:: WRITTEN PROBLEM ::
Count every line that has "most" in it and give the total, nothing more.

________________________________________

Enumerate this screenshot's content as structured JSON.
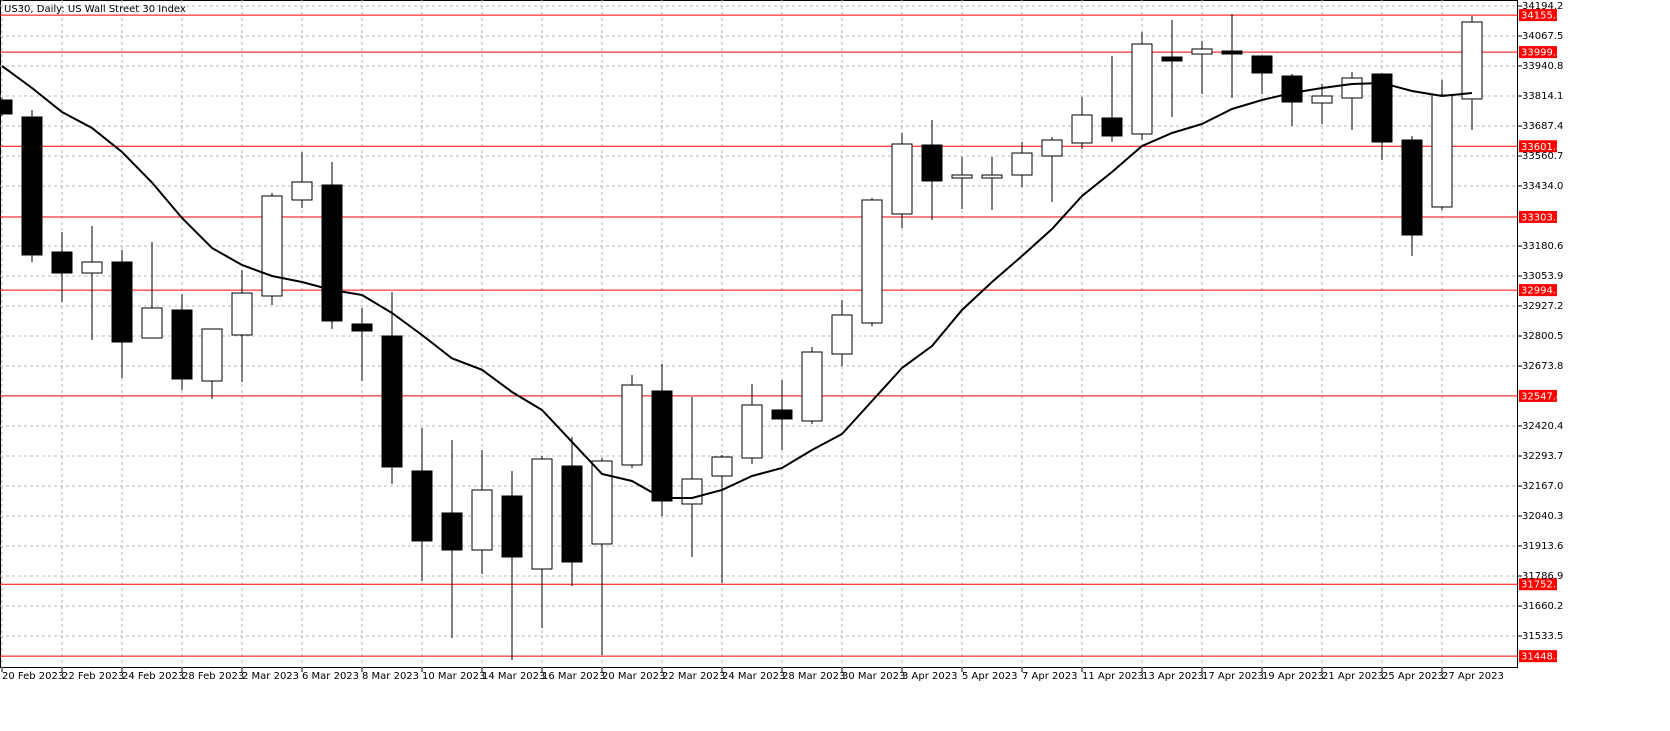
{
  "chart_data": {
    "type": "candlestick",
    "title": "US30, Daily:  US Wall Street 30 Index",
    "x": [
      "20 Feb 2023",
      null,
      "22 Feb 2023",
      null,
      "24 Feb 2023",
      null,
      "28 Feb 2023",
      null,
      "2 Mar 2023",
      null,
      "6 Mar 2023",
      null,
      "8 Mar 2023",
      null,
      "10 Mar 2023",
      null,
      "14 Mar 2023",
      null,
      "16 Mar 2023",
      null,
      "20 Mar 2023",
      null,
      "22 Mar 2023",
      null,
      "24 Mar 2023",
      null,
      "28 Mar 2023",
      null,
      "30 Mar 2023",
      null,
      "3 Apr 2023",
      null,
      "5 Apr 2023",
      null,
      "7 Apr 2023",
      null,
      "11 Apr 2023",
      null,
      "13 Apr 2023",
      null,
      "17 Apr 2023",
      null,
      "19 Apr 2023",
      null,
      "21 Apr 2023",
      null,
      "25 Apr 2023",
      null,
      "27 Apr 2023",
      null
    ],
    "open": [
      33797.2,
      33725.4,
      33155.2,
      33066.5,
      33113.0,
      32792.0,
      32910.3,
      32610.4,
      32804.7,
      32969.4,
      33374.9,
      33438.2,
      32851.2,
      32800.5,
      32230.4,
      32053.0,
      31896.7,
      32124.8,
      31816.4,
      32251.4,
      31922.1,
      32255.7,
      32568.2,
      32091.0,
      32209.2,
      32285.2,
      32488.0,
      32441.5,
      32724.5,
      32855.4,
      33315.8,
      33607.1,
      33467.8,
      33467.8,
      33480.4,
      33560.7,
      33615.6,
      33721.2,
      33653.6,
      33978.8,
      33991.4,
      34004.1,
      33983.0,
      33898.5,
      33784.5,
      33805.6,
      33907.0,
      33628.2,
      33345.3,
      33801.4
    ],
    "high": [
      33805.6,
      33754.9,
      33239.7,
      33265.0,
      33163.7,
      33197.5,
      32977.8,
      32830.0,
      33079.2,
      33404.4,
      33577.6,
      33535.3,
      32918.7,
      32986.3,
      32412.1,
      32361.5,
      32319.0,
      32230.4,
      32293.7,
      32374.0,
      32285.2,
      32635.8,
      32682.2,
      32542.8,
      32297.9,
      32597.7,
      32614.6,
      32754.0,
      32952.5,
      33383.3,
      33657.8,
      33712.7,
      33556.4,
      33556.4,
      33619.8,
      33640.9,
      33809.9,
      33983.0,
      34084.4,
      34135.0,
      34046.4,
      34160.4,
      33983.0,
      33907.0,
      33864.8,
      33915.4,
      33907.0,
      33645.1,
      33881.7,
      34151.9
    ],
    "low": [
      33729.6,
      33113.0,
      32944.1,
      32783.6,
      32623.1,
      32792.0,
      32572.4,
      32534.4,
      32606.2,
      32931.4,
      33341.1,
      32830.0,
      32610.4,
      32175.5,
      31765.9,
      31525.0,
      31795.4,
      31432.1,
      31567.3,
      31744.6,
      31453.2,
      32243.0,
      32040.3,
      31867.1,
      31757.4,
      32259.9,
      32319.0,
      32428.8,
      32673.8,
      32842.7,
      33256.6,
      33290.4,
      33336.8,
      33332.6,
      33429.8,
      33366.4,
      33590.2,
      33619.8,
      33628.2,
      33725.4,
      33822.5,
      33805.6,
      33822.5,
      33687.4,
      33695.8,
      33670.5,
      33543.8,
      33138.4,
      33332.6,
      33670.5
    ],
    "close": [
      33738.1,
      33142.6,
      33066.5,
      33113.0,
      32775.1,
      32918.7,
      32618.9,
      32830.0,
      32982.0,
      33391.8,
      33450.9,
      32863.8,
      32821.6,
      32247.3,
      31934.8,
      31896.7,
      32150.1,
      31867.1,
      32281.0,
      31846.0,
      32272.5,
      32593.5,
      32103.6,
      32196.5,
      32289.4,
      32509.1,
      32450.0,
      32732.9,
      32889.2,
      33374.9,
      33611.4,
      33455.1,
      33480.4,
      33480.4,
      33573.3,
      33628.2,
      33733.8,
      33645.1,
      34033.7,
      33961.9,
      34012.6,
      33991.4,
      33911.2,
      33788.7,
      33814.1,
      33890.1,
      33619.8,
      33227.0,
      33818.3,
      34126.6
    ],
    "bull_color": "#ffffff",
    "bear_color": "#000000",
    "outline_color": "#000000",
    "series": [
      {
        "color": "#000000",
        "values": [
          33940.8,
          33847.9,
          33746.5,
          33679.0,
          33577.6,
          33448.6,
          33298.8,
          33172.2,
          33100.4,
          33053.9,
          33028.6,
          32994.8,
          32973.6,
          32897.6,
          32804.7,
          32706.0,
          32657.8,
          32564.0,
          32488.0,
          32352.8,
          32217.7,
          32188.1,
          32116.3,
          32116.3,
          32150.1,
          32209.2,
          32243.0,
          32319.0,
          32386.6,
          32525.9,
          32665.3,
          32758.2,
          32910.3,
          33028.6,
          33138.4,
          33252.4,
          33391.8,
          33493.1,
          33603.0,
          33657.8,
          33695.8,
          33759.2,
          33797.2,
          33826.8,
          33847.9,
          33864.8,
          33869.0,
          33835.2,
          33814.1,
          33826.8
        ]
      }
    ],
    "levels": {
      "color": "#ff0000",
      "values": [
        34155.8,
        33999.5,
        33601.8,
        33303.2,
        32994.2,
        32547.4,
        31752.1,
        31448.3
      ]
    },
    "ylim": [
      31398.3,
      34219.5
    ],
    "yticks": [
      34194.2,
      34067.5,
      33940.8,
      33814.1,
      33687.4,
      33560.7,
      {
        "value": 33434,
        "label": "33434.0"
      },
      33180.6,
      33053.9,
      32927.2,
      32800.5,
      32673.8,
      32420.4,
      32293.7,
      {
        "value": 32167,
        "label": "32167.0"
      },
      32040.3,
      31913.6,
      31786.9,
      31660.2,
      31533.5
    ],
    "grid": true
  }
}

________________________________________

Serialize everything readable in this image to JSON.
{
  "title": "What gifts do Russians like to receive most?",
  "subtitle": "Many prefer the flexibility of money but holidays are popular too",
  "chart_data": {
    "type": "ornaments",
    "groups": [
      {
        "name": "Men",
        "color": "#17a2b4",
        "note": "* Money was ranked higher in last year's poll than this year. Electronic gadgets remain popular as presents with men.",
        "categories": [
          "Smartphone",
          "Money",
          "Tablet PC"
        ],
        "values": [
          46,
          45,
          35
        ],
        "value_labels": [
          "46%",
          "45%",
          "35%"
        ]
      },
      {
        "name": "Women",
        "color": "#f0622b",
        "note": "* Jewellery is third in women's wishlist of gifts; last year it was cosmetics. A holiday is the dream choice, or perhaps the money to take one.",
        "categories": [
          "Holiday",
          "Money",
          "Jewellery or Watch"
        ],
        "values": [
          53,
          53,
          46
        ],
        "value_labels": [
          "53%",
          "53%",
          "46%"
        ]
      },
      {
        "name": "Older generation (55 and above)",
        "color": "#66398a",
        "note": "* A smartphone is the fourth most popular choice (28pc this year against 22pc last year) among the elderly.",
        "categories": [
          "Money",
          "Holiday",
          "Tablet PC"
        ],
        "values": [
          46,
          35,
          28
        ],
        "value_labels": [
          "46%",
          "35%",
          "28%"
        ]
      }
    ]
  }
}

________________________________________

:: TASK ANSWER ::
2